__Instructions for the task__
Return the items from the line containing "Extract all elements" through the line containing "play-icon — [183, 397, 189, 405]" exactly as they appear, both lines included, and leave out the pictures.

__Data entries__
+++
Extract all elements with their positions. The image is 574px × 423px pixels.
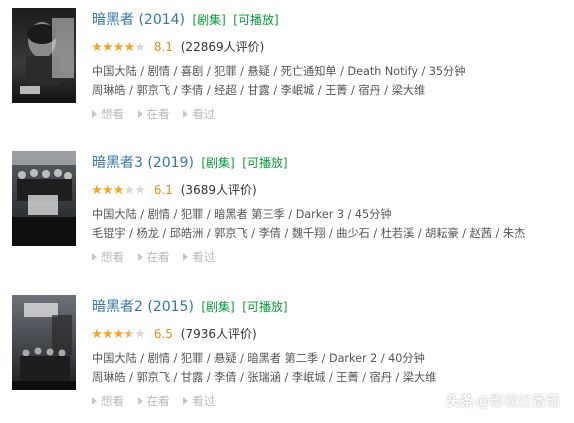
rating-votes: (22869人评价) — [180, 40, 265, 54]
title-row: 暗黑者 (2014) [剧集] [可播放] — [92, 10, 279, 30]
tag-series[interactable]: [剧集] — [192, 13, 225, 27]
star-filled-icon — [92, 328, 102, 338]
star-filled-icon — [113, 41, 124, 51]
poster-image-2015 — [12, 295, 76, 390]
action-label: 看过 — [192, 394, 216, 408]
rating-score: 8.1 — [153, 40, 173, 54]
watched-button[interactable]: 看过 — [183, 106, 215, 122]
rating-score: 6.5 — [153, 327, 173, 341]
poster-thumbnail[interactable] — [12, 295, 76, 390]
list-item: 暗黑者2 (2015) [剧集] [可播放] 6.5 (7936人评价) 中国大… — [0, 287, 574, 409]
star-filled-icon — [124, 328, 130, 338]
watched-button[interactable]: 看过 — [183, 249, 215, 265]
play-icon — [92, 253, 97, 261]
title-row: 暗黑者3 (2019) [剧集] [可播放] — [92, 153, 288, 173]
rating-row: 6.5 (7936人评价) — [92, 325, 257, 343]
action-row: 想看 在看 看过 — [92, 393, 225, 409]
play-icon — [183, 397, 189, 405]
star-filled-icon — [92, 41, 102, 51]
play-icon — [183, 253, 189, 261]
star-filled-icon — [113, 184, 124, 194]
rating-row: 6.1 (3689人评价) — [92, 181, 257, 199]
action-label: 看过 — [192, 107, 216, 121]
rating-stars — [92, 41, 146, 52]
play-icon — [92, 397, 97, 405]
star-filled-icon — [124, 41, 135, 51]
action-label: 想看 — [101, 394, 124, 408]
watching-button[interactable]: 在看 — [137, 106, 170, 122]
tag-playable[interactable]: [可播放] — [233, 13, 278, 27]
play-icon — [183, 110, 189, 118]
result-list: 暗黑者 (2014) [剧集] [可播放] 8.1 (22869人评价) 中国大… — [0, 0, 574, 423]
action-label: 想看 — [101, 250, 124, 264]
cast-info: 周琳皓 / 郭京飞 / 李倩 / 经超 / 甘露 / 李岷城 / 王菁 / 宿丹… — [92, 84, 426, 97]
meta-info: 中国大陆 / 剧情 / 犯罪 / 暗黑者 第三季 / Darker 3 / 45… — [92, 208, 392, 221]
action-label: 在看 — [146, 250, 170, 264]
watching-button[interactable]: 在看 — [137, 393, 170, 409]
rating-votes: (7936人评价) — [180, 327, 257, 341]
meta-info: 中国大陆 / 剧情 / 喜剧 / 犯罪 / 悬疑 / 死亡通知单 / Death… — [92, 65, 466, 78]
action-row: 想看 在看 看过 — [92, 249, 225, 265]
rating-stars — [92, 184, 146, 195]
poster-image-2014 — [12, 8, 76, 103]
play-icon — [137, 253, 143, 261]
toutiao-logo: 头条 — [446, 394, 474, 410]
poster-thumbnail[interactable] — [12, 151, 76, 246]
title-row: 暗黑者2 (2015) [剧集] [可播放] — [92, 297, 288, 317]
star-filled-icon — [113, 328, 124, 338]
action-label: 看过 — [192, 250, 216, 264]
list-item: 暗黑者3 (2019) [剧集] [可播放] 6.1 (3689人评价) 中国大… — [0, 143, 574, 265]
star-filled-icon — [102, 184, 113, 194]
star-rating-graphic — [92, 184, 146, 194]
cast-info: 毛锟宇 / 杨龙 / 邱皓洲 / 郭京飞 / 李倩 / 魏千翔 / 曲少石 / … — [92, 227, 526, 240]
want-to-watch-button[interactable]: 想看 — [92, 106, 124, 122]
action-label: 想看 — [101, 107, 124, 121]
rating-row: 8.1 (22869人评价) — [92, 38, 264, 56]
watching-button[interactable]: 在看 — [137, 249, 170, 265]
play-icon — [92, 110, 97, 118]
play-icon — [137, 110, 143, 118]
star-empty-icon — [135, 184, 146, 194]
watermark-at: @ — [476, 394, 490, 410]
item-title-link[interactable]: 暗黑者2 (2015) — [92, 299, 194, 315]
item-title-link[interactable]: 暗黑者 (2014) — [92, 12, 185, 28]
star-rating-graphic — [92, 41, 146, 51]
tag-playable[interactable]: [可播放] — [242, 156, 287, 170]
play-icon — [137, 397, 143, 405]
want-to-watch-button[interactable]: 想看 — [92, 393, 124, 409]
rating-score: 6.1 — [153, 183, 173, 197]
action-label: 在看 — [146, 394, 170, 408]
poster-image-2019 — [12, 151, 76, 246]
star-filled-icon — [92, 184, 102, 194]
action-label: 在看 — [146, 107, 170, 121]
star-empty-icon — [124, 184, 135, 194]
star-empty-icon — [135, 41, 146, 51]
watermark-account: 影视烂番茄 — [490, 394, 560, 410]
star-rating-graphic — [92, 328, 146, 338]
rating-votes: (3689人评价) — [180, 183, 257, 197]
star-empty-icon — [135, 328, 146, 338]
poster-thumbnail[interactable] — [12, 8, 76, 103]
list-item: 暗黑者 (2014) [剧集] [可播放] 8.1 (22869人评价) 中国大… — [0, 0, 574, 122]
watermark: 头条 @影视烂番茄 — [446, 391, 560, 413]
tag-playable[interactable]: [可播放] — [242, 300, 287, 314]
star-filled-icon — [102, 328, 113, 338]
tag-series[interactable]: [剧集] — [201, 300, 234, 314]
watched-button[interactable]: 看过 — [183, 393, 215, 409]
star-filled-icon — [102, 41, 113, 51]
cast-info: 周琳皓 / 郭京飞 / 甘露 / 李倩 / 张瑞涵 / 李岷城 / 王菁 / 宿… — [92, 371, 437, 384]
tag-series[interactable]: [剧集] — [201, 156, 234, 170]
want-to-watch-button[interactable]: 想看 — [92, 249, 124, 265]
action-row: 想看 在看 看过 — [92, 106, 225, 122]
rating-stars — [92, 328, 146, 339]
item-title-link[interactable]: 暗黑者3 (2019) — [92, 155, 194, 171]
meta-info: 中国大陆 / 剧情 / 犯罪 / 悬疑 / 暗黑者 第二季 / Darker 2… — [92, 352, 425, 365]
+++
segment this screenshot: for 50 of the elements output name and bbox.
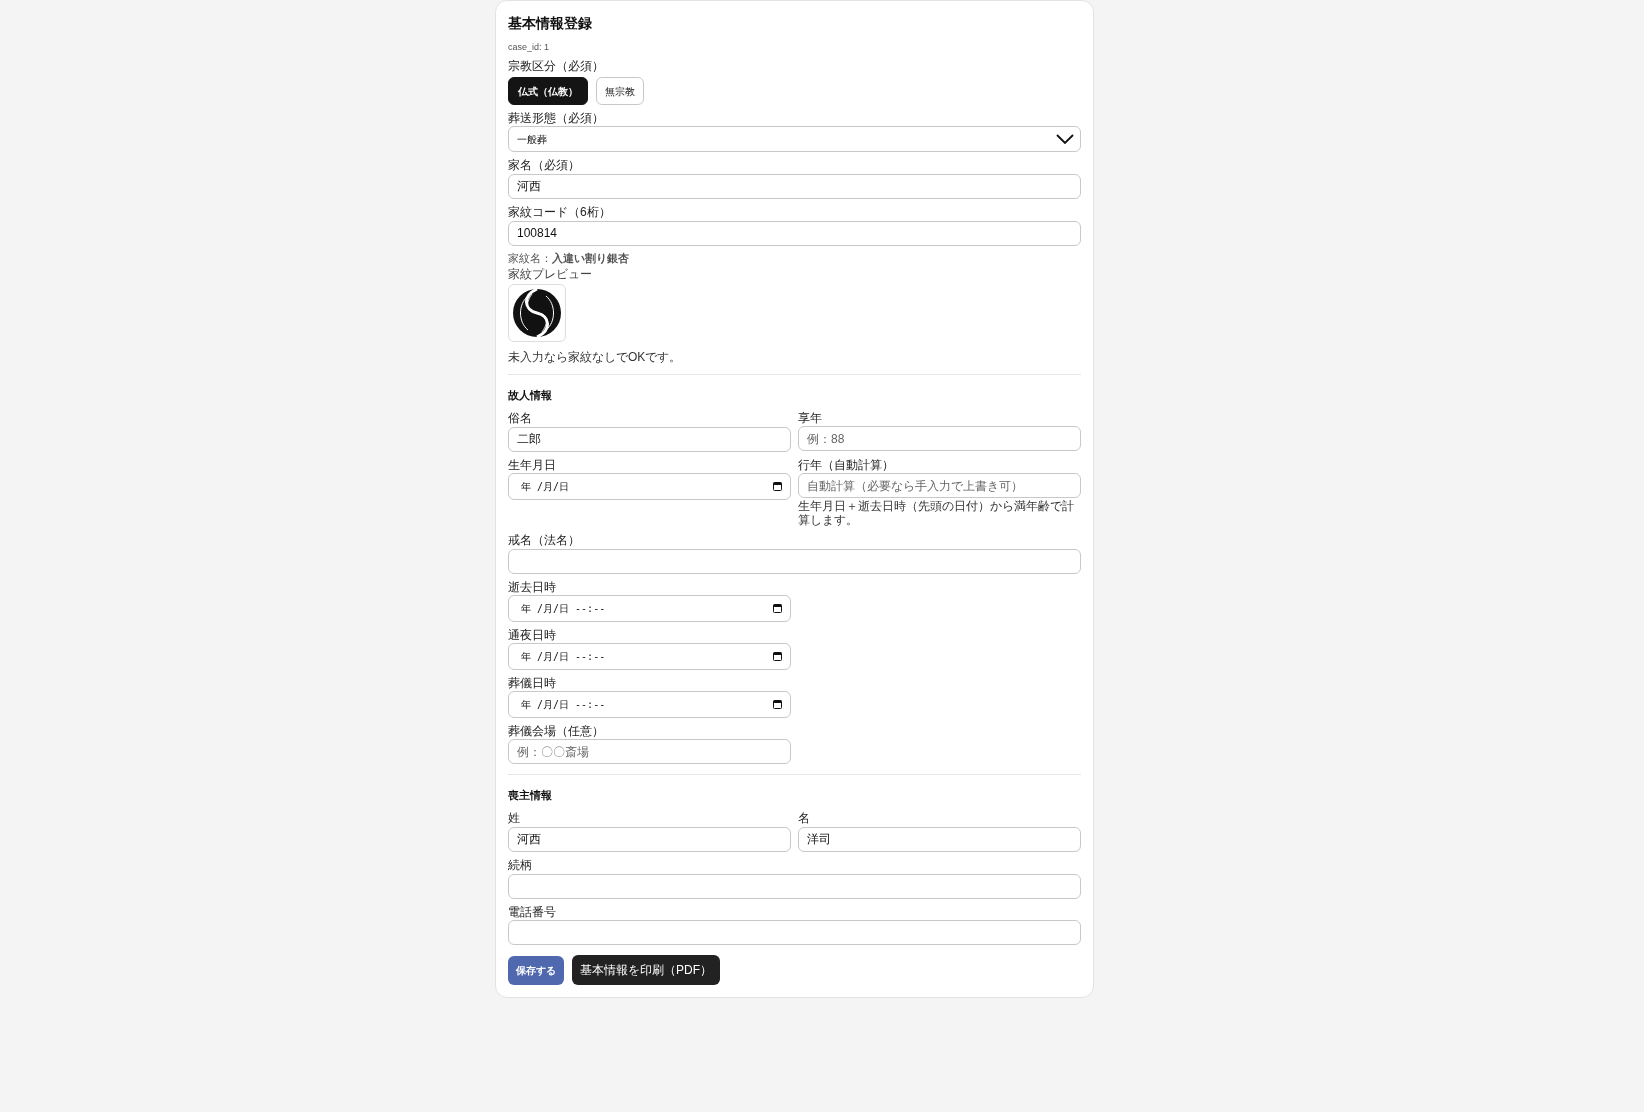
+++
__Correct output__
Extract all elements with their positions. The image is 574px × 423px pixels.
rating-votes: (22869人评价) — [180, 40, 265, 54]
title-row: 暗黑者 (2014) [剧集] [可播放] — [92, 10, 279, 30]
tag-series[interactable]: [剧集] — [192, 13, 225, 27]
star-filled-icon — [92, 328, 102, 338]
star-filled-icon — [113, 41, 124, 51]
poster-image-2015 — [12, 295, 76, 390]
action-label: 看过 — [192, 394, 216, 408]
rating-score: 8.1 — [153, 40, 173, 54]
watched-button[interactable]: 看过 — [183, 106, 215, 122]
rating-score: 6.5 — [153, 327, 173, 341]
poster-thumbnail[interactable] — [12, 295, 76, 390]
list-item: 暗黑者2 (2015) [剧集] [可播放] 6.5 (7936人评价) 中国大… — [0, 287, 574, 409]
star-filled-icon — [124, 328, 130, 338]
watched-button[interactable]: 看过 — [183, 249, 215, 265]
play-icon — [92, 253, 97, 261]
title-row: 暗黑者3 (2019) [剧集] [可播放] — [92, 153, 288, 173]
rating-row: 6.5 (7936人评价) — [92, 325, 257, 343]
action-row: 想看 在看 看过 — [92, 393, 225, 409]
play-icon — [183, 397, 189, 405]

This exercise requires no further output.